___ Data to process ___

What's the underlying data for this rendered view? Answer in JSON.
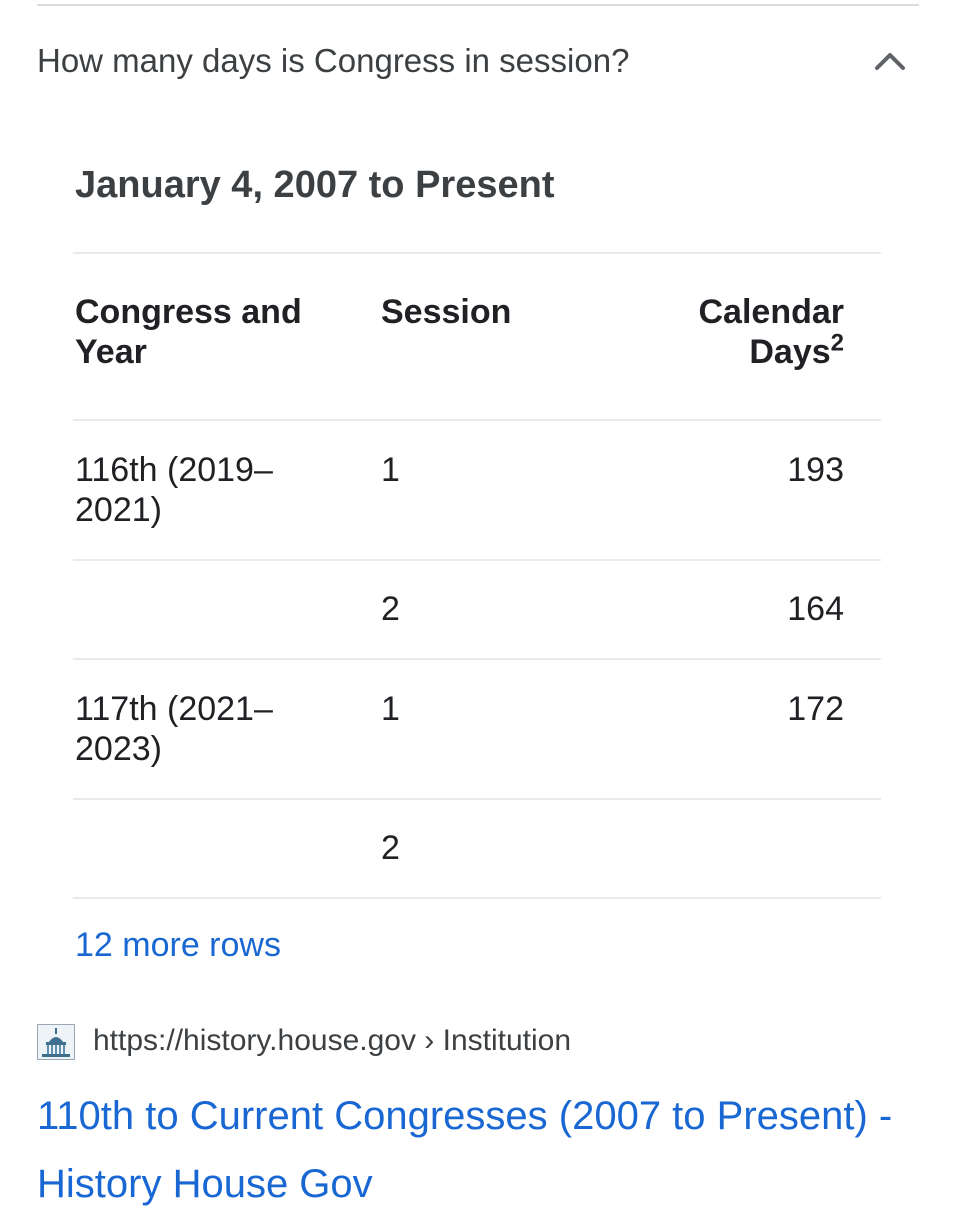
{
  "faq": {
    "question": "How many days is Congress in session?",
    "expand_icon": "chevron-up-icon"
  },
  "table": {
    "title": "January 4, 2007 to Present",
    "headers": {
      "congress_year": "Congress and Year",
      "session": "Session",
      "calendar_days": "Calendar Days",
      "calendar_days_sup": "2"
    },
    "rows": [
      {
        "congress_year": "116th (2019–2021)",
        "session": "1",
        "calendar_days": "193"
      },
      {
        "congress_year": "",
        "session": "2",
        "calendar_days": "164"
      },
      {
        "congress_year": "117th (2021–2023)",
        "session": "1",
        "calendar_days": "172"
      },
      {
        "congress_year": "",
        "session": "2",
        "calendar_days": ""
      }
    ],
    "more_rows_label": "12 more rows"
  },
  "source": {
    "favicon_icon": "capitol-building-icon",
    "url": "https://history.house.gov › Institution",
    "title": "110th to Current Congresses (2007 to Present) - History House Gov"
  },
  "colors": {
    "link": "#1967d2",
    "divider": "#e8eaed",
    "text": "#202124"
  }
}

___
___ Data to process ___

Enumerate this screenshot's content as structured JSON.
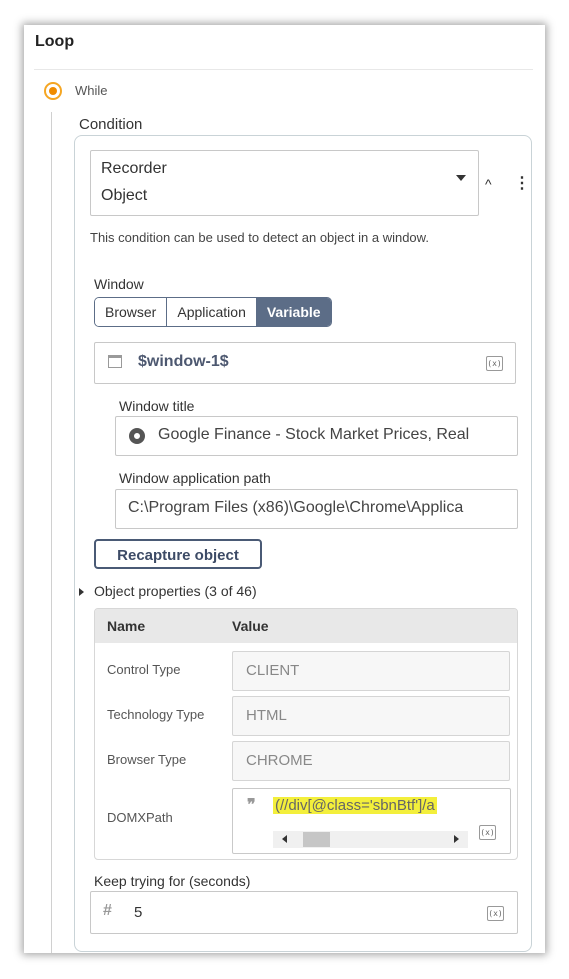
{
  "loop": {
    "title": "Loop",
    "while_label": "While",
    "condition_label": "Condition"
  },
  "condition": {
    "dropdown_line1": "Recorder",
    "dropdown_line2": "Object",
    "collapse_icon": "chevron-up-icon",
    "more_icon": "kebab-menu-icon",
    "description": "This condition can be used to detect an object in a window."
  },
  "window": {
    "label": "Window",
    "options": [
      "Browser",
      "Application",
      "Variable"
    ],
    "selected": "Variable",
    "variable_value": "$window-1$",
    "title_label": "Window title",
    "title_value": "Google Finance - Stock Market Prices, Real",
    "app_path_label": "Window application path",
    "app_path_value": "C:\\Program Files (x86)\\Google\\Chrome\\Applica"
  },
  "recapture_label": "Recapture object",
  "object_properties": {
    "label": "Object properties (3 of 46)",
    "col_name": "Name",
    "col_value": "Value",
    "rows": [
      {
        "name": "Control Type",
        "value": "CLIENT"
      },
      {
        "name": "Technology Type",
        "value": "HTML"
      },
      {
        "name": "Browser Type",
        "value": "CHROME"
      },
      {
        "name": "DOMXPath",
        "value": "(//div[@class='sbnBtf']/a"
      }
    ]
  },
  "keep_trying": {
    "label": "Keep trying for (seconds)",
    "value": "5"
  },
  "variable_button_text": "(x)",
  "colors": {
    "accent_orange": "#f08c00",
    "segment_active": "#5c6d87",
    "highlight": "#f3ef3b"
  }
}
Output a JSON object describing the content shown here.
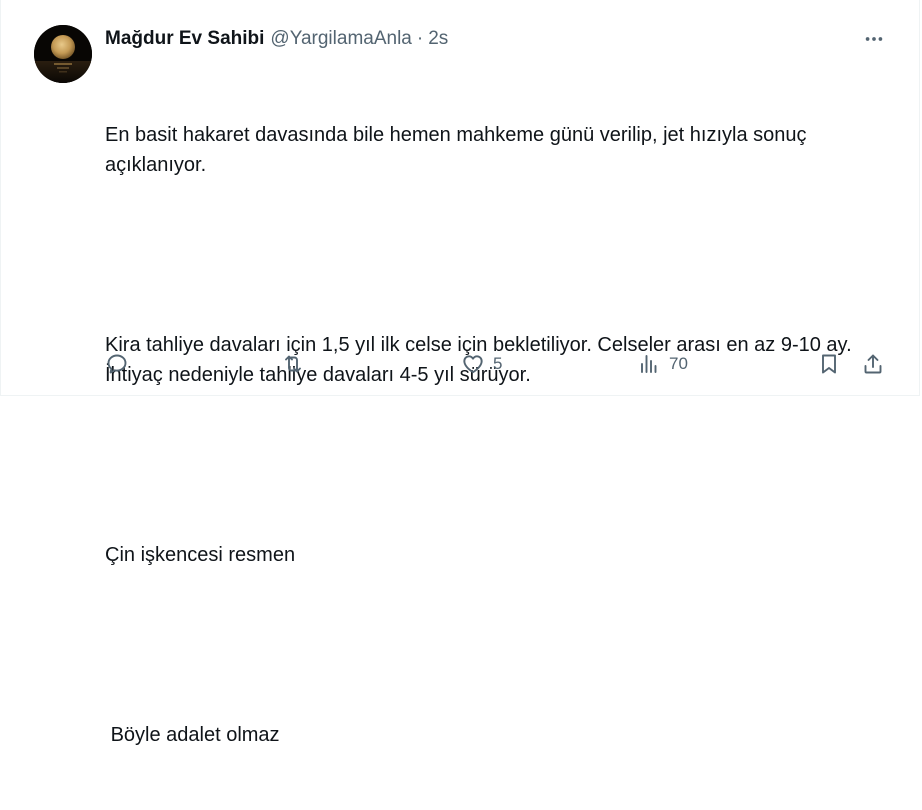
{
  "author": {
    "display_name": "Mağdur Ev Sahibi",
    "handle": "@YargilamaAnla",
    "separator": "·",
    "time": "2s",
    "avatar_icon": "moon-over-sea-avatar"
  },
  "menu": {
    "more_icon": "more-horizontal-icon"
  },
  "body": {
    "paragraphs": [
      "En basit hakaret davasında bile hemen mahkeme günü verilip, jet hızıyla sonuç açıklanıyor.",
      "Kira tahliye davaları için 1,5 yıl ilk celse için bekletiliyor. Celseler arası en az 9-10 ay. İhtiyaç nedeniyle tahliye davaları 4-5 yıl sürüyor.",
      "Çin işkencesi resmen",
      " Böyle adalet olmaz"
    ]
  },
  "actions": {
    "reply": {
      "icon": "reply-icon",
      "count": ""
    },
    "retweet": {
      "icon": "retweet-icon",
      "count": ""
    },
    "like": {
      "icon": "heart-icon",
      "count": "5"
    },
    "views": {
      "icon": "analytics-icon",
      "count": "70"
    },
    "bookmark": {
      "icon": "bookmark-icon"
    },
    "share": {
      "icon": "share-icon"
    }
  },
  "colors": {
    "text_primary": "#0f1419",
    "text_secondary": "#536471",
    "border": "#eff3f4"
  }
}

___

List all lines where "Present" occurs.

(Exercise output)
    "title": "January 4, 2007 to Present",
    "title": "110th to Current Congresses (2007 to Present) - History House Gov"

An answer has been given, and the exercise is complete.